## GOAL OF THE EXERCISE
Exactly repeat the material, dropping every picture from the copy.

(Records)
☆ ☆ ☆ ☆ ☆ ☆ ☆

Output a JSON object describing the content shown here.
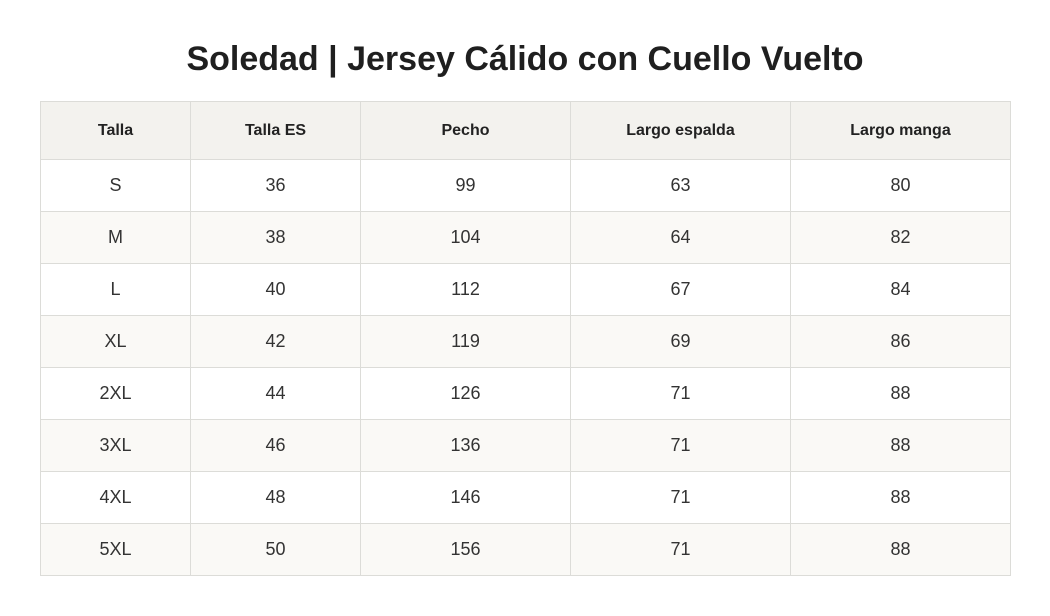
{
  "page": {
    "title": "Soledad | Jersey Cálido con Cuello Vuelto"
  },
  "colors": {
    "header_background": "#f3f2ee",
    "row_alt_background": "#faf9f6",
    "border": "#dcdcd8",
    "text": "#222222"
  },
  "table": {
    "headers": [
      "Talla",
      "Talla ES",
      "Pecho",
      "Largo espalda",
      "Largo manga"
    ],
    "rows": [
      [
        "S",
        "36",
        "99",
        "63",
        "80"
      ],
      [
        "M",
        "38",
        "104",
        "64",
        "82"
      ],
      [
        "L",
        "40",
        "112",
        "67",
        "84"
      ],
      [
        "XL",
        "42",
        "119",
        "69",
        "86"
      ],
      [
        "2XL",
        "44",
        "126",
        "71",
        "88"
      ],
      [
        "3XL",
        "46",
        "136",
        "71",
        "88"
      ],
      [
        "4XL",
        "48",
        "146",
        "71",
        "88"
      ],
      [
        "5XL",
        "50",
        "156",
        "71",
        "88"
      ]
    ]
  }
}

☆ ☆ ☆ ☆ ☆ ☆ ☆

## THE REPLY
Output a JSON object describing the content shown here.
{
  "page": {
    "title": "Soledad | Jersey Cálido con Cuello Vuelto"
  },
  "colors": {
    "header_background": "#f3f2ee",
    "row_alt_background": "#faf9f6",
    "border": "#dcdcd8",
    "text": "#222222"
  },
  "table": {
    "headers": [
      "Talla",
      "Talla ES",
      "Pecho",
      "Largo espalda",
      "Largo manga"
    ],
    "rows": [
      [
        "S",
        "36",
        "99",
        "63",
        "80"
      ],
      [
        "M",
        "38",
        "104",
        "64",
        "82"
      ],
      [
        "L",
        "40",
        "112",
        "67",
        "84"
      ],
      [
        "XL",
        "42",
        "119",
        "69",
        "86"
      ],
      [
        "2XL",
        "44",
        "126",
        "71",
        "88"
      ],
      [
        "3XL",
        "46",
        "136",
        "71",
        "88"
      ],
      [
        "4XL",
        "48",
        "146",
        "71",
        "88"
      ],
      [
        "5XL",
        "50",
        "156",
        "71",
        "88"
      ]
    ]
  }
}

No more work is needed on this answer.